◆ **PROBLEM**
Could every line of the data be printed exactly as it reads?

----------------------------------------

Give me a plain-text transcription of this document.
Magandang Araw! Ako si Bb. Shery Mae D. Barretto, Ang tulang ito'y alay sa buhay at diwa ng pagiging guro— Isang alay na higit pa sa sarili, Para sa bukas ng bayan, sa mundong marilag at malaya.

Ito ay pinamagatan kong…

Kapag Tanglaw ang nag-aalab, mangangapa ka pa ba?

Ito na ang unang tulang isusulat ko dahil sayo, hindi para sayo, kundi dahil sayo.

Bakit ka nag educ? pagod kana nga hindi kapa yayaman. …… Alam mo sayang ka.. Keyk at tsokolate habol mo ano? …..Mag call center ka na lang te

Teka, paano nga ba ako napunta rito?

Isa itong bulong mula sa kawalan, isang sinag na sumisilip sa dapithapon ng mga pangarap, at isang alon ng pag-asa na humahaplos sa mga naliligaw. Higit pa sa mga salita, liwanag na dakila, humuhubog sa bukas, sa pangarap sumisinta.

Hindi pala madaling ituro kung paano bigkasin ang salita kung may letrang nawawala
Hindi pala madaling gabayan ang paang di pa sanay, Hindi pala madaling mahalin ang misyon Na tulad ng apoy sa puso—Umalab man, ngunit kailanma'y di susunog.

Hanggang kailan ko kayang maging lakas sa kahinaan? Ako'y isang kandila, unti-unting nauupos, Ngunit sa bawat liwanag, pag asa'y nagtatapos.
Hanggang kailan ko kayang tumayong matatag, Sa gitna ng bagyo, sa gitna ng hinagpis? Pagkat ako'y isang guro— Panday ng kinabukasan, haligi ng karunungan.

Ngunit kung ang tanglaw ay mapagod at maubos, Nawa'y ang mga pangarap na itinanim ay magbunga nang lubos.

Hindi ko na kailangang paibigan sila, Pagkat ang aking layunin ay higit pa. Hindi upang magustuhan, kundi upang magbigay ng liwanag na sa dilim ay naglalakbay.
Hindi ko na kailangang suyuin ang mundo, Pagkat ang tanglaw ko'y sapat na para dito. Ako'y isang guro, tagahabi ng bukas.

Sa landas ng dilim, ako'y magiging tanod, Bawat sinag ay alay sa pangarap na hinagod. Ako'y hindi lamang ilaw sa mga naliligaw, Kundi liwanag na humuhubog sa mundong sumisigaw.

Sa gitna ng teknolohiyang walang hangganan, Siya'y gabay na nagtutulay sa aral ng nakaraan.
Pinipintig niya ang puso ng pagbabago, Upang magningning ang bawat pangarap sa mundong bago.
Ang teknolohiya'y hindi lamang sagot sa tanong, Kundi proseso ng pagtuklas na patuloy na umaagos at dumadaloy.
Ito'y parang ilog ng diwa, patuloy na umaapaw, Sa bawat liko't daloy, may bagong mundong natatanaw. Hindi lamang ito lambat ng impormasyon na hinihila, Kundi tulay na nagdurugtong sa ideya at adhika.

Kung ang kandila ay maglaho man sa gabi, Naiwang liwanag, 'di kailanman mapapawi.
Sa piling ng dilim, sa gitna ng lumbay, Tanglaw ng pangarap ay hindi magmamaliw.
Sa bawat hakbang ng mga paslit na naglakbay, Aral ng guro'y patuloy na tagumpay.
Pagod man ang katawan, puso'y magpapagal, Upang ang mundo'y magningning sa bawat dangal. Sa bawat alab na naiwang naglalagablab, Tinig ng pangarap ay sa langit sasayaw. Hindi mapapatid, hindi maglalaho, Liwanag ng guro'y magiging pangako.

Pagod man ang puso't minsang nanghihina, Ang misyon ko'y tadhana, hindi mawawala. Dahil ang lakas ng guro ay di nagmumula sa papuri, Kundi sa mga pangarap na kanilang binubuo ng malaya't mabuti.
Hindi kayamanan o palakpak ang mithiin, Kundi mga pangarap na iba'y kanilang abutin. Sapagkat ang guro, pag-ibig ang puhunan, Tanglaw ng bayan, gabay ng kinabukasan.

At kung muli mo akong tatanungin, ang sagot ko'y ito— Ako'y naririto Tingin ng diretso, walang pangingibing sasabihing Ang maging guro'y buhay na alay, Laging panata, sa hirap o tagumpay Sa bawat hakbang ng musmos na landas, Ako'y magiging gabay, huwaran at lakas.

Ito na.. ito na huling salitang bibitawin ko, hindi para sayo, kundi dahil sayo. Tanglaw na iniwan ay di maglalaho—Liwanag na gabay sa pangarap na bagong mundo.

----------------------------------------

◆ **SOLUTION FOR THIS EXERCISE**
Give me a plain-text transcription of this document.
Magandang Araw! Ako si Bb. Shery Mae D. Barretto, Ang tulang ito'y alay sa buhay at diwa ng pagiging guro— Isang alay na higit pa sa sarili, Para sa bukas ng bayan, sa mundong marilag at malaya.

Ito ay pinamagatan kong…

Kapag Tanglaw ang nag-aalab, mangangapa ka pa ba?

Ito na ang unang tulang isusulat ko dahil sayo, hindi para sayo, kundi dahil sayo.

Bakit ka nag educ? pagod kana nga hindi kapa yayaman. …… Alam mo sayang ka.. Keyk at tsokolate habol mo ano? …..Mag call center ka na lang te

Teka, paano nga ba ako napunta rito?

Isa itong bulong mula sa kawalan, isang sinag na sumisilip sa dapithapon ng mga pangarap, at isang alon ng pag-asa na humahaplos sa mga naliligaw. Higit pa sa mga salita, liwanag na dakila, humuhubog sa bukas, sa pangarap sumisinta.

Hindi pala madaling ituro kung paano bigkasin ang salita kung may letrang nawawala
Hindi pala madaling gabayan ang paang di pa sanay, Hindi pala madaling mahalin ang misyon Na tulad ng apoy sa puso—Umalab man, ngunit kailanma'y di susunog.

Hanggang kailan ko kayang maging lakas sa kahinaan? Ako'y isang kandila, unti-unting nauupos, Ngunit sa bawat liwanag, pag asa'y nagtatapos.
Hanggang kailan ko kayang tumayong matatag, Sa gitna ng bagyo, sa gitna ng hinagpis? Pagkat ako'y isang guro— Panday ng kinabukasan, haligi ng karunungan.

Ngunit kung ang tanglaw ay mapagod at maubos, Nawa'y ang mga pangarap na itinanim ay magbunga nang lubos.

Hindi ko na kailangang paibigan sila, Pagkat ang aking layunin ay higit pa. Hindi upang magustuhan, kundi upang magbigay ng liwanag na sa dilim ay naglalakbay.
Hindi ko na kailangang suyuin ang mundo, Pagkat ang tanglaw ko'y sapat na para dito. Ako'y isang guro, tagahabi ng bukas.

Sa landas ng dilim, ako'y magiging tanod, Bawat sinag ay alay sa pangarap na hinagod. Ako'y hindi lamang ilaw sa mga naliligaw, Kundi liwanag na humuhubog sa mundong sumisigaw.

Sa gitna ng teknolohiyang walang hangganan, Siya'y gabay na nagtutulay sa aral ng nakaraan.
Pinipintig niya ang puso ng pagbabago, Upang magningning ang bawat pangarap sa mundong bago.
Ang teknolohiya'y hindi lamang sagot sa tanong, Kundi proseso ng pagtuklas na patuloy na umaagos at dumadaloy.
Ito'y parang ilog ng diwa, patuloy na umaapaw, Sa bawat liko't daloy, may bagong mundong natatanaw. Hindi lamang ito lambat ng impormasyon na hinihila, Kundi tulay na nagdurugtong sa ideya at adhika.

Kung ang kandila ay maglaho man sa gabi, Naiwang liwanag, 'di kailanman mapapawi.
Sa piling ng dilim, sa gitna ng lumbay, Tanglaw ng pangarap ay hindi magmamaliw.
Sa bawat hakbang ng mga paslit na naglakbay, Aral ng guro'y patuloy na tagumpay.
Pagod man ang katawan, puso'y magpapagal, Upang ang mundo'y magningning sa bawat dangal. Sa bawat alab na naiwang naglalagablab, Tinig ng pangarap ay sa langit sasayaw. Hindi mapapatid, hindi maglalaho, Liwanag ng guro'y magiging pangako.

Pagod man ang puso't minsang nanghihina, Ang misyon ko'y tadhana, hindi mawawala. Dahil ang lakas ng guro ay di nagmumula sa papuri, Kundi sa mga pangarap na kanilang binubuo ng malaya't mabuti.
Hindi kayamanan o palakpak ang mithiin, Kundi mga pangarap na iba'y kanilang abutin. Sapagkat ang guro, pag-ibig ang puhunan, Tanglaw ng bayan, gabay ng kinabukasan.

At kung muli mo akong tatanungin, ang sagot ko'y ito— Ako'y naririto Tingin ng diretso, walang pangingibing sasabihing Ang maging guro'y buhay na alay, Laging panata, sa hirap o tagumpay Sa bawat hakbang ng musmos na landas, Ako'y magiging gabay, huwaran at lakas.

Ito na.. ito na huling salitang bibitawin ko, hindi para sayo, kundi dahil sayo. Tanglaw na iniwan ay di maglalaho—Liwanag na gabay sa pangarap na bagong mundo.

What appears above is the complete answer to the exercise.